Excerpt from a dataset:
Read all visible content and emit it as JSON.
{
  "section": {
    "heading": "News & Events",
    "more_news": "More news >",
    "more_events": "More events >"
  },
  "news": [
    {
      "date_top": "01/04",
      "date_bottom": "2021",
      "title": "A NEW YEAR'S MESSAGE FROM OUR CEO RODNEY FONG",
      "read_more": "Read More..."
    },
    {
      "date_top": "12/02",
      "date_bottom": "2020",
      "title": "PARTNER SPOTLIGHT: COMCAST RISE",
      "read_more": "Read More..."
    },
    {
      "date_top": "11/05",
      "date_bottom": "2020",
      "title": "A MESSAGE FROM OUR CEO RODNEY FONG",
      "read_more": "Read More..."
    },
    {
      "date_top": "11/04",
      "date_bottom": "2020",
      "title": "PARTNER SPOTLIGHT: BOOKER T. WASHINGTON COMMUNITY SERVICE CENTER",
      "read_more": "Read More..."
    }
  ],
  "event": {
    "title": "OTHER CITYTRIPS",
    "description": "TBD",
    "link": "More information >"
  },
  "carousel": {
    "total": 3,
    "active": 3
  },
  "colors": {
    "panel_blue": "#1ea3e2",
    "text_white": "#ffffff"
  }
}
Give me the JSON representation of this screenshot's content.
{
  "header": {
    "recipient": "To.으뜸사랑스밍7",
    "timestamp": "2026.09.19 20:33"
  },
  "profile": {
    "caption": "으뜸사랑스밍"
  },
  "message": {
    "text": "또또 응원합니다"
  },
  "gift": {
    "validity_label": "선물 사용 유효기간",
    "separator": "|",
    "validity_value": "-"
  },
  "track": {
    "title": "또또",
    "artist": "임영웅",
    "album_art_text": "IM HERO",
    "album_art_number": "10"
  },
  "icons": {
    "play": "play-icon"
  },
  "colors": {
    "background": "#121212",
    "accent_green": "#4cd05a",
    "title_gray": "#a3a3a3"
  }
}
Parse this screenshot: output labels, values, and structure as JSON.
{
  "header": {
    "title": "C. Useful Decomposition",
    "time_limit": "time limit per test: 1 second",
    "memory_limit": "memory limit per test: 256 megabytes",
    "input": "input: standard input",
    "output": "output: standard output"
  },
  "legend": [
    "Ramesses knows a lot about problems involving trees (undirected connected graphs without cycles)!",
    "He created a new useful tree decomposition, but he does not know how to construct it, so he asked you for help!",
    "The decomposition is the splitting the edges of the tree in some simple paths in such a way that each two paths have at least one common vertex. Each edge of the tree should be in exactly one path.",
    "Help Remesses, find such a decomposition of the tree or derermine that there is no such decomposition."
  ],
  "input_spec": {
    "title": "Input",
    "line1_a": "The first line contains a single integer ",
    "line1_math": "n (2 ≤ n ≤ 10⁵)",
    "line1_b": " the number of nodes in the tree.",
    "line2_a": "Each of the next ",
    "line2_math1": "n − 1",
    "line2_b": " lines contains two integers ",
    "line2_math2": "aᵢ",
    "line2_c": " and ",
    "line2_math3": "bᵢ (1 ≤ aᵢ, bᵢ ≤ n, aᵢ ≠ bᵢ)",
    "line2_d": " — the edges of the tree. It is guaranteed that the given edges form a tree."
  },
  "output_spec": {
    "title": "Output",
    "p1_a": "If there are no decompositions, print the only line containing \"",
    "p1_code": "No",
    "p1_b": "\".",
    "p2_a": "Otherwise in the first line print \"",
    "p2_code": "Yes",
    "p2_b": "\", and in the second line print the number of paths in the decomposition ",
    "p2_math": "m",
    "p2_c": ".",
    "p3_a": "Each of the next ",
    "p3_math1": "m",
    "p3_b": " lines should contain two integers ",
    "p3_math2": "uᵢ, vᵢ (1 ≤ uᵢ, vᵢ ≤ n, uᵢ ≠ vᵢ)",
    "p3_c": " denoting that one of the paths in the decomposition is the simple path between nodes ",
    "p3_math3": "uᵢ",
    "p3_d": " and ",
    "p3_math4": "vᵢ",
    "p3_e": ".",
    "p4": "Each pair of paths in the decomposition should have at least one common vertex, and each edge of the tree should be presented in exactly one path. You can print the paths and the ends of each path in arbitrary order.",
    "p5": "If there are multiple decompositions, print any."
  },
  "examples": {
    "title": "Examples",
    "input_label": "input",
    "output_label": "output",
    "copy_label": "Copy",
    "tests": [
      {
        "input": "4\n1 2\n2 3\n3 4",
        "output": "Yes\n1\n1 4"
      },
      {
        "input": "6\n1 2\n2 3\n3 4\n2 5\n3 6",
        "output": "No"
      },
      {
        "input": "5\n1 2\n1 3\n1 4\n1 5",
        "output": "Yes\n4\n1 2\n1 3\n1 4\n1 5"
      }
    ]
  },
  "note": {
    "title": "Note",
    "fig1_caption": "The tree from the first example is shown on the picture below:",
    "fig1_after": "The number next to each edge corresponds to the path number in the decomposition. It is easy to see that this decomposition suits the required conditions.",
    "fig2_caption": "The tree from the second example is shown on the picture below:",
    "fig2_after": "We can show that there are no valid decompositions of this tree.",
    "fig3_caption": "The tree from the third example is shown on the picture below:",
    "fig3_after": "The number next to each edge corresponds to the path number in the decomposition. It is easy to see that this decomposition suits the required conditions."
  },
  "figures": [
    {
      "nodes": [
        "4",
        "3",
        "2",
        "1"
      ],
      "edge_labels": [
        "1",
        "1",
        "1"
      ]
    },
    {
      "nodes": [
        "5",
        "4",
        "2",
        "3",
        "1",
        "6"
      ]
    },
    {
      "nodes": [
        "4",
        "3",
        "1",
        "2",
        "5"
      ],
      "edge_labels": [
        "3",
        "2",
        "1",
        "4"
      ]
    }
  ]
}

» **GIVEN REQUEST**
Extract every line of the records above that contains the word "PARTNER".

» **EXPECTED ANSWER**
      "title": "PARTNER SPOTLIGHT: COMCAST RISE",
      "title": "PARTNER SPOTLIGHT: BOOKER T. WASHINGTON COMMUNITY SERVICE CENTER",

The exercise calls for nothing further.